Material provided –
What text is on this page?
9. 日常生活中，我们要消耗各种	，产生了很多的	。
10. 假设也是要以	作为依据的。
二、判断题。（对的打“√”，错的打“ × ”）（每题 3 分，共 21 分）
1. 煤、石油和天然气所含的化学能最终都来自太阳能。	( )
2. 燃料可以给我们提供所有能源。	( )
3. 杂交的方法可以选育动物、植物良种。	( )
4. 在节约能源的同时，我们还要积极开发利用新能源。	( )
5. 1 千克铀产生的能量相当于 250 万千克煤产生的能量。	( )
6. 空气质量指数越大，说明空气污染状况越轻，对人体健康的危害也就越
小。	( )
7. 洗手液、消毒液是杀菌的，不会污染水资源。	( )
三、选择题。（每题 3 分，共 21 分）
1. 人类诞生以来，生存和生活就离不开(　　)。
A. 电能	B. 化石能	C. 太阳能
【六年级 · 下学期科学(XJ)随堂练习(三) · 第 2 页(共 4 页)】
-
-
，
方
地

Written task –
Reproduce every line of the material above exactly.

Output of the exercise –
What text is on this page?
9. 日常生活中，我们要消耗各种	，产生了很多的	。
10. 假设也是要以	作为依据的。
二、判断题。（对的打“√”，错的打“ × ”）（每题 3 分，共 21 分）
1. 煤、石油和天然气所含的化学能最终都来自太阳能。	( )
2. 燃料可以给我们提供所有能源。	( )
3. 杂交的方法可以选育动物、植物良种。	( )
4. 在节约能源的同时，我们还要积极开发利用新能源。	( )
5. 1 千克铀产生的能量相当于 250 万千克煤产生的能量。	( )
6. 空气质量指数越大，说明空气污染状况越轻，对人体健康的危害也就越
小。	( )
7. 洗手液、消毒液是杀菌的，不会污染水资源。	( )
三、选择题。（每题 3 分，共 21 分）
1. 人类诞生以来，生存和生活就离不开(　　)。
A. 电能	B. 化石能	C. 太阳能
【六年级 · 下学期科学(XJ)随堂练习(三) · 第 2 页(共 4 页)】
-
-
，
方
地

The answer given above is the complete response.